Stored records:
------------------------------
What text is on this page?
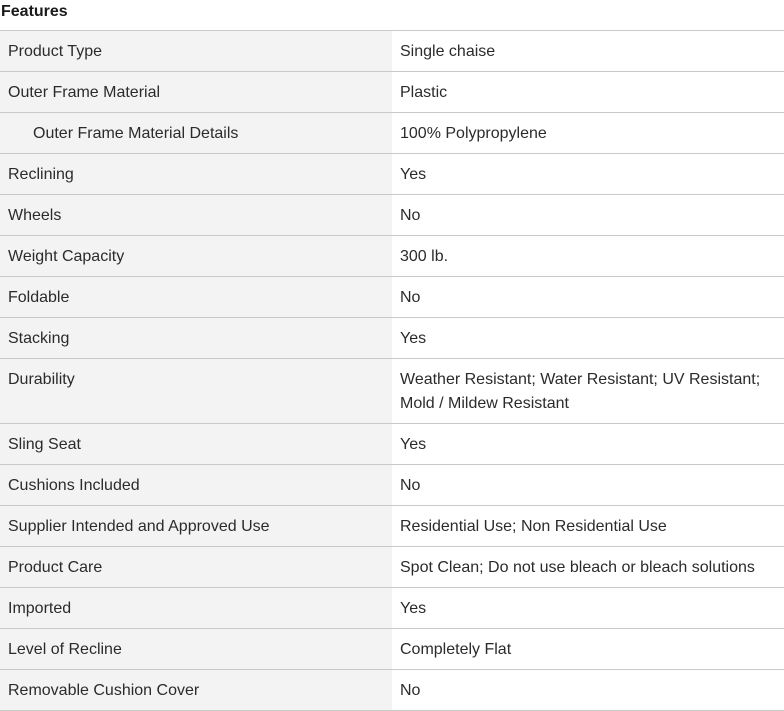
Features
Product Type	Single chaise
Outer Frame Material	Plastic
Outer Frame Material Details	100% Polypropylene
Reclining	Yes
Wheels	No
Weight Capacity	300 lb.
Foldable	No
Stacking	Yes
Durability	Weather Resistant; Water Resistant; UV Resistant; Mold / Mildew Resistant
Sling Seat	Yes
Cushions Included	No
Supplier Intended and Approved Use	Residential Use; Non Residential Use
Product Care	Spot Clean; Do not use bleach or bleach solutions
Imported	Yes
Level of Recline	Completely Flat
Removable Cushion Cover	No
------------------------------
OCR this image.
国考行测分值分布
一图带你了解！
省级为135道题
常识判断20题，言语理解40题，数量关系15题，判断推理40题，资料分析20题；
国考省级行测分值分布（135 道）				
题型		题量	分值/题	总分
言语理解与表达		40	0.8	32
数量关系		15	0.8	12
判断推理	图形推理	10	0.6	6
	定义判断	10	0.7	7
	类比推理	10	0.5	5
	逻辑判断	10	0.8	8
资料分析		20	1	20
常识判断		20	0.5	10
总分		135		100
------------------------------
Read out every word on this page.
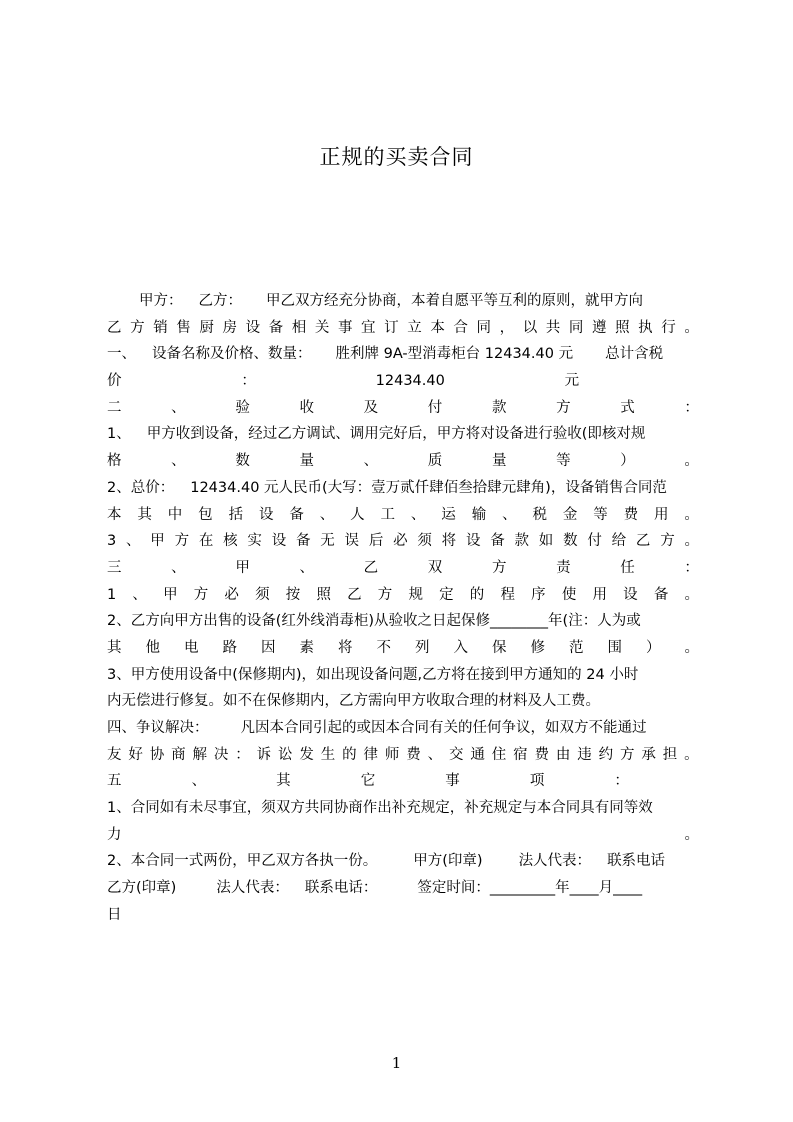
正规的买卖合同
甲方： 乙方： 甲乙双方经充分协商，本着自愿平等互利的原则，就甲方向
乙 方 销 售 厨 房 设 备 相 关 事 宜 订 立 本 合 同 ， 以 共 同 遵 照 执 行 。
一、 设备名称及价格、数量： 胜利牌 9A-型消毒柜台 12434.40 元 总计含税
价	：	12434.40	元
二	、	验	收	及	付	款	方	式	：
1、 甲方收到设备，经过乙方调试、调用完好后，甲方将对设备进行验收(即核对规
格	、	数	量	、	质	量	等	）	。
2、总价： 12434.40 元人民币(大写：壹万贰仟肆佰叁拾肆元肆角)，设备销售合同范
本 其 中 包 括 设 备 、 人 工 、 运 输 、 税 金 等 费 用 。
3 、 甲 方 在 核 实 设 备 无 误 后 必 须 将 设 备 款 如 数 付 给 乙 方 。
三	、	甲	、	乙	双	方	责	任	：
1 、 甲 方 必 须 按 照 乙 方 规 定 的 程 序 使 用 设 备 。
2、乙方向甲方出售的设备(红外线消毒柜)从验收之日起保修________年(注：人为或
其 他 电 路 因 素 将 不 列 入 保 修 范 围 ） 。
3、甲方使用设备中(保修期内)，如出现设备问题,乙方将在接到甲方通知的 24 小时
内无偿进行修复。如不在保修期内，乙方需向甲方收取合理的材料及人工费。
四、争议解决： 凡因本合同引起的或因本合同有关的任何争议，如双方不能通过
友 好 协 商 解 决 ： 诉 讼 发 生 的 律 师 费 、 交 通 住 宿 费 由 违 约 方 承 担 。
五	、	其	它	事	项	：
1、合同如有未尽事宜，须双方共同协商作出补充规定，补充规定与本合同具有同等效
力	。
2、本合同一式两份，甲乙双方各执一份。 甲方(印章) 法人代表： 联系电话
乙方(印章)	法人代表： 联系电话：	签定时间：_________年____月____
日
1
------------------------------
— STATED TASK —
Find how many lines in the records contain the string "联系电话", then give the number alone.

— EXPECTED ANSWER —
2